Drop all images and give the records again exactly.

::: MATERIAL FOR THIS TASK

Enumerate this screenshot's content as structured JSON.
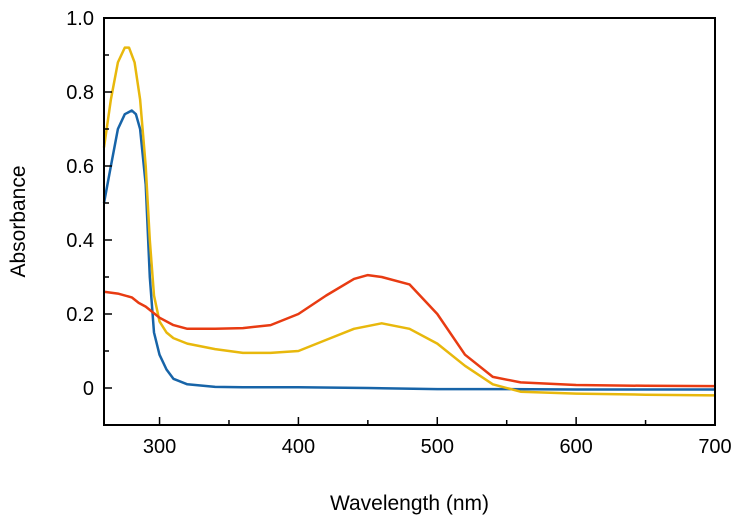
{
  "chart_data": {
    "type": "line",
    "xlabel": "Wavelength (nm)",
    "ylabel": "Absorbance",
    "xlim": [
      260,
      700
    ],
    "ylim": [
      -0.1,
      1.0
    ],
    "x_ticks": [
      300,
      400,
      500,
      600,
      700
    ],
    "x_tick_labels": [
      "300",
      "400",
      "500",
      "600",
      "700"
    ],
    "y_ticks": [
      0,
      0.2,
      0.4,
      0.6,
      0.8,
      1.0
    ],
    "y_tick_labels": [
      "0",
      "0.2",
      "0.4",
      "0.6",
      "0.8",
      "1.0"
    ],
    "grid": false,
    "legend": false,
    "series": [
      {
        "color": "#1764a8",
        "x": [
          260,
          265,
          270,
          275,
          280,
          283,
          286,
          290,
          293,
          296,
          300,
          305,
          310,
          320,
          340,
          360,
          380,
          400,
          450,
          500,
          550,
          600,
          650,
          700
        ],
        "y": [
          0.5,
          0.6,
          0.7,
          0.74,
          0.75,
          0.74,
          0.7,
          0.55,
          0.3,
          0.15,
          0.09,
          0.05,
          0.025,
          0.01,
          0.003,
          0.002,
          0.002,
          0.002,
          0.0,
          -0.003,
          -0.003,
          -0.004,
          -0.004,
          -0.004
        ]
      },
      {
        "color": "#e8b80c",
        "x": [
          260,
          265,
          270,
          275,
          278,
          282,
          286,
          290,
          293,
          296,
          300,
          305,
          310,
          320,
          340,
          360,
          380,
          400,
          420,
          440,
          460,
          480,
          500,
          520,
          540,
          560,
          600,
          650,
          700
        ],
        "y": [
          0.65,
          0.78,
          0.88,
          0.92,
          0.92,
          0.88,
          0.78,
          0.6,
          0.4,
          0.25,
          0.18,
          0.15,
          0.135,
          0.12,
          0.105,
          0.095,
          0.095,
          0.1,
          0.13,
          0.16,
          0.175,
          0.16,
          0.12,
          0.06,
          0.01,
          -0.01,
          -0.015,
          -0.018,
          -0.02
        ]
      },
      {
        "color": "#e83b12",
        "x": [
          260,
          270,
          280,
          285,
          290,
          300,
          310,
          320,
          340,
          360,
          380,
          400,
          420,
          440,
          450,
          460,
          480,
          500,
          520,
          540,
          560,
          600,
          650,
          700
        ],
        "y": [
          0.26,
          0.255,
          0.245,
          0.23,
          0.22,
          0.19,
          0.17,
          0.16,
          0.16,
          0.162,
          0.17,
          0.2,
          0.25,
          0.295,
          0.305,
          0.3,
          0.28,
          0.2,
          0.09,
          0.03,
          0.015,
          0.008,
          0.006,
          0.005
        ]
      }
    ]
  }
}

::::::

THE RESULT:
Enumerate this screenshot's content as structured JSON.
{
  "chart_data": {
    "type": "line",
    "xlabel": "Wavelength (nm)",
    "ylabel": "Absorbance",
    "xlim": [
      260,
      700
    ],
    "ylim": [
      -0.1,
      1.0
    ],
    "x_ticks": [
      300,
      400,
      500,
      600,
      700
    ],
    "x_tick_labels": [
      "300",
      "400",
      "500",
      "600",
      "700"
    ],
    "y_ticks": [
      0,
      0.2,
      0.4,
      0.6,
      0.8,
      1.0
    ],
    "y_tick_labels": [
      "0",
      "0.2",
      "0.4",
      "0.6",
      "0.8",
      "1.0"
    ],
    "grid": false,
    "legend": false,
    "series": [
      {
        "color": "#1764a8",
        "x": [
          260,
          265,
          270,
          275,
          280,
          283,
          286,
          290,
          293,
          296,
          300,
          305,
          310,
          320,
          340,
          360,
          380,
          400,
          450,
          500,
          550,
          600,
          650,
          700
        ],
        "y": [
          0.5,
          0.6,
          0.7,
          0.74,
          0.75,
          0.74,
          0.7,
          0.55,
          0.3,
          0.15,
          0.09,
          0.05,
          0.025,
          0.01,
          0.003,
          0.002,
          0.002,
          0.002,
          0.0,
          -0.003,
          -0.003,
          -0.004,
          -0.004,
          -0.004
        ]
      },
      {
        "color": "#e8b80c",
        "x": [
          260,
          265,
          270,
          275,
          278,
          282,
          286,
          290,
          293,
          296,
          300,
          305,
          310,
          320,
          340,
          360,
          380,
          400,
          420,
          440,
          460,
          480,
          500,
          520,
          540,
          560,
          600,
          650,
          700
        ],
        "y": [
          0.65,
          0.78,
          0.88,
          0.92,
          0.92,
          0.88,
          0.78,
          0.6,
          0.4,
          0.25,
          0.18,
          0.15,
          0.135,
          0.12,
          0.105,
          0.095,
          0.095,
          0.1,
          0.13,
          0.16,
          0.175,
          0.16,
          0.12,
          0.06,
          0.01,
          -0.01,
          -0.015,
          -0.018,
          -0.02
        ]
      },
      {
        "color": "#e83b12",
        "x": [
          260,
          270,
          280,
          285,
          290,
          300,
          310,
          320,
          340,
          360,
          380,
          400,
          420,
          440,
          450,
          460,
          480,
          500,
          520,
          540,
          560,
          600,
          650,
          700
        ],
        "y": [
          0.26,
          0.255,
          0.245,
          0.23,
          0.22,
          0.19,
          0.17,
          0.16,
          0.16,
          0.162,
          0.17,
          0.2,
          0.25,
          0.295,
          0.305,
          0.3,
          0.28,
          0.2,
          0.09,
          0.03,
          0.015,
          0.008,
          0.006,
          0.005
        ]
      }
    ]
  }
}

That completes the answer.